- [What the task asks]
Write out all of the data exactly as it appears.
>> begin Dataset records
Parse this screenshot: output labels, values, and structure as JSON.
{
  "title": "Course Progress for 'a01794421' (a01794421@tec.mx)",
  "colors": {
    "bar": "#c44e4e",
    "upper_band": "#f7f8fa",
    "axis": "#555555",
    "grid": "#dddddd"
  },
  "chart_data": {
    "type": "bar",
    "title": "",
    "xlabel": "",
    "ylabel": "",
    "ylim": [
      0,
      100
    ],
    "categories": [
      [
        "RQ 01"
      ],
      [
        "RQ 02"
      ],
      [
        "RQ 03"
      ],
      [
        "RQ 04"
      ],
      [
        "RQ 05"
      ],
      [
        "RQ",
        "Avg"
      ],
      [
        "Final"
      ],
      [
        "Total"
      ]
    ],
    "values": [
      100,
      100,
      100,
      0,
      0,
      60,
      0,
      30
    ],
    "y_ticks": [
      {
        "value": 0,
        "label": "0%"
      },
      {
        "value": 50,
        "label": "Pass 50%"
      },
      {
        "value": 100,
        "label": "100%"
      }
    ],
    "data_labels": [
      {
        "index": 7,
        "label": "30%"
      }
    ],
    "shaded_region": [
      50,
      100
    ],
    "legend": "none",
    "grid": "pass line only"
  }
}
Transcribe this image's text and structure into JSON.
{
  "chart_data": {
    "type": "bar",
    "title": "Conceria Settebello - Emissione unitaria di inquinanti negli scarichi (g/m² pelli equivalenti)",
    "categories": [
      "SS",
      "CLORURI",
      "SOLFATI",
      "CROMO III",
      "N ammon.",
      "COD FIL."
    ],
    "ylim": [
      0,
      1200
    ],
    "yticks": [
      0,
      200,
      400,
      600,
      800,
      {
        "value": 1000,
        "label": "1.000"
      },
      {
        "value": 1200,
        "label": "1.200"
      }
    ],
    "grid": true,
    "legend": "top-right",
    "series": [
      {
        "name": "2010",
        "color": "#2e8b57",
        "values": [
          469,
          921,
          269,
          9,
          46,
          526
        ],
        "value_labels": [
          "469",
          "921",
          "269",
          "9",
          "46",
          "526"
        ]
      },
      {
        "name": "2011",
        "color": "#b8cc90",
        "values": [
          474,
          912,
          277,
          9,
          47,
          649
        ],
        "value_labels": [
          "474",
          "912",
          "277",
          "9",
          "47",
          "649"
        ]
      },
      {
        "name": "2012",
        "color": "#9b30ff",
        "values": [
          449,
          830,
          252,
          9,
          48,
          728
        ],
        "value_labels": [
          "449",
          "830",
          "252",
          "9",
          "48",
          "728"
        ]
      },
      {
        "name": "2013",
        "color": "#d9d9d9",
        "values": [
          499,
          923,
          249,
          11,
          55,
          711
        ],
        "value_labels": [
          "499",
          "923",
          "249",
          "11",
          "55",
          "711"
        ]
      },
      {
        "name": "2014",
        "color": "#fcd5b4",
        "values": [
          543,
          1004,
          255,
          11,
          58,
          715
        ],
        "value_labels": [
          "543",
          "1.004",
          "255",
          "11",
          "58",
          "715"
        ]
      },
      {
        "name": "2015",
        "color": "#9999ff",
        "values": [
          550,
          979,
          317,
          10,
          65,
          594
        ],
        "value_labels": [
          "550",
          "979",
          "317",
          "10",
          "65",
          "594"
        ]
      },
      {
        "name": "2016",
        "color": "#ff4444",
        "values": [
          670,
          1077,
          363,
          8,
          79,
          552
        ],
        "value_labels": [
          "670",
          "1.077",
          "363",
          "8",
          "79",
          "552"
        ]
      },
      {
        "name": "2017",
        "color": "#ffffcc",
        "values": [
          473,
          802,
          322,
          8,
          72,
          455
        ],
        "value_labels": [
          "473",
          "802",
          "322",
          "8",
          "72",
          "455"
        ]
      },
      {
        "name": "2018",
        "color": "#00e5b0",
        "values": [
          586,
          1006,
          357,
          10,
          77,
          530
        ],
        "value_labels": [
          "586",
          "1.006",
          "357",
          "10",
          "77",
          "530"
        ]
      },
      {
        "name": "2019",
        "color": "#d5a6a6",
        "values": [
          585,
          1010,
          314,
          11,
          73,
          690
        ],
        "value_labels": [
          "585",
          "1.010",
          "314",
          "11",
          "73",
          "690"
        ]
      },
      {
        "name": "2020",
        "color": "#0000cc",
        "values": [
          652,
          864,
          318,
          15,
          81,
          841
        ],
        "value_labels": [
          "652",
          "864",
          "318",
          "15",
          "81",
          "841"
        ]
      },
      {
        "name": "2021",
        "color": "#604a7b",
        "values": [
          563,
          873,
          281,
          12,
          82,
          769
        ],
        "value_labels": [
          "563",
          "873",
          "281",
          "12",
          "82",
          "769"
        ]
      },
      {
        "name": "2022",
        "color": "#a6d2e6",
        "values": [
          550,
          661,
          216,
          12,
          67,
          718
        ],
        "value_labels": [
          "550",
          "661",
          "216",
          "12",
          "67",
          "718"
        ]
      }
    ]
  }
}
>> end Dataset records
- [Final result]
Parse this screenshot: output labels, values, and structure as JSON.
{
  "title": "Course Progress for 'a01794421' (a01794421@tec.mx)",
  "colors": {
    "bar": "#c44e4e",
    "upper_band": "#f7f8fa",
    "axis": "#555555",
    "grid": "#dddddd"
  },
  "chart_data": {
    "type": "bar",
    "title": "",
    "xlabel": "",
    "ylabel": "",
    "ylim": [
      0,
      100
    ],
    "categories": [
      [
        "RQ 01"
      ],
      [
        "RQ 02"
      ],
      [
        "RQ 03"
      ],
      [
        "RQ 04"
      ],
      [
        "RQ 05"
      ],
      [
        "RQ",
        "Avg"
      ],
      [
        "Final"
      ],
      [
        "Total"
      ]
    ],
    "values": [
      100,
      100,
      100,
      0,
      0,
      60,
      0,
      30
    ],
    "y_ticks": [
      {
        "value": 0,
        "label": "0%"
      },
      {
        "value": 50,
        "label": "Pass 50%"
      },
      {
        "value": 100,
        "label": "100%"
      }
    ],
    "data_labels": [
      {
        "index": 7,
        "label": "30%"
      }
    ],
    "shaded_region": [
      50,
      100
    ],
    "legend": "none",
    "grid": "pass line only"
  }
}
Transcribe this image's text and structure into JSON.
{
  "chart_data": {
    "type": "bar",
    "title": "Conceria Settebello - Emissione unitaria di inquinanti negli scarichi (g/m² pelli equivalenti)",
    "categories": [
      "SS",
      "CLORURI",
      "SOLFATI",
      "CROMO III",
      "N ammon.",
      "COD FIL."
    ],
    "ylim": [
      0,
      1200
    ],
    "yticks": [
      0,
      200,
      400,
      600,
      800,
      {
        "value": 1000,
        "label": "1.000"
      },
      {
        "value": 1200,
        "label": "1.200"
      }
    ],
    "grid": true,
    "legend": "top-right",
    "series": [
      {
        "name": "2010",
        "color": "#2e8b57",
        "values": [
          469,
          921,
          269,
          9,
          46,
          526
        ],
        "value_labels": [
          "469",
          "921",
          "269",
          "9",
          "46",
          "526"
        ]
      },
      {
        "name": "2011",
        "color": "#b8cc90",
        "values": [
          474,
          912,
          277,
          9,
          47,
          649
        ],
        "value_labels": [
          "474",
          "912",
          "277",
          "9",
          "47",
          "649"
        ]
      },
      {
        "name": "2012",
        "color": "#9b30ff",
        "values": [
          449,
          830,
          252,
          9,
          48,
          728
        ],
        "value_labels": [
          "449",
          "830",
          "252",
          "9",
          "48",
          "728"
        ]
      },
      {
        "name": "2013",
        "color": "#d9d9d9",
        "values": [
          499,
          923,
          249,
          11,
          55,
          711
        ],
        "value_labels": [
          "499",
          "923",
          "249",
          "11",
          "55",
          "711"
        ]
      },
      {
        "name": "2014",
        "color": "#fcd5b4",
        "values": [
          543,
          1004,
          255,
          11,
          58,
          715
        ],
        "value_labels": [
          "543",
          "1.004",
          "255",
          "11",
          "58",
          "715"
        ]
      },
      {
        "name": "2015",
        "color": "#9999ff",
        "values": [
          550,
          979,
          317,
          10,
          65,
          594
        ],
        "value_labels": [
          "550",
          "979",
          "317",
          "10",
          "65",
          "594"
        ]
      },
      {
        "name": "2016",
        "color": "#ff4444",
        "values": [
          670,
          1077,
          363,
          8,
          79,
          552
        ],
        "value_labels": [
          "670",
          "1.077",
          "363",
          "8",
          "79",
          "552"
        ]
      },
      {
        "name": "2017",
        "color": "#ffffcc",
        "values": [
          473,
          802,
          322,
          8,
          72,
          455
        ],
        "value_labels": [
          "473",
          "802",
          "322",
          "8",
          "72",
          "455"
        ]
      },
      {
        "name": "2018",
        "color": "#00e5b0",
        "values": [
          586,
          1006,
          357,
          10,
          77,
          530
        ],
        "value_labels": [
          "586",
          "1.006",
          "357",
          "10",
          "77",
          "530"
        ]
      },
      {
        "name": "2019",
        "color": "#d5a6a6",
        "values": [
          585,
          1010,
          314,
          11,
          73,
          690
        ],
        "value_labels": [
          "585",
          "1.010",
          "314",
          "11",
          "73",
          "690"
        ]
      },
      {
        "name": "2020",
        "color": "#0000cc",
        "values": [
          652,
          864,
          318,
          15,
          81,
          841
        ],
        "value_labels": [
          "652",
          "864",
          "318",
          "15",
          "81",
          "841"
        ]
      },
      {
        "name": "2021",
        "color": "#604a7b",
        "values": [
          563,
          873,
          281,
          12,
          82,
          769
        ],
        "value_labels": [
          "563",
          "873",
          "281",
          "12",
          "82",
          "769"
        ]
      },
      {
        "name": "2022",
        "color": "#a6d2e6",
        "values": [
          550,
          661,
          216,
          12,
          67,
          718
        ],
        "value_labels": [
          "550",
          "661",
          "216",
          "12",
          "67",
          "718"
        ]
      }
    ]
  }
}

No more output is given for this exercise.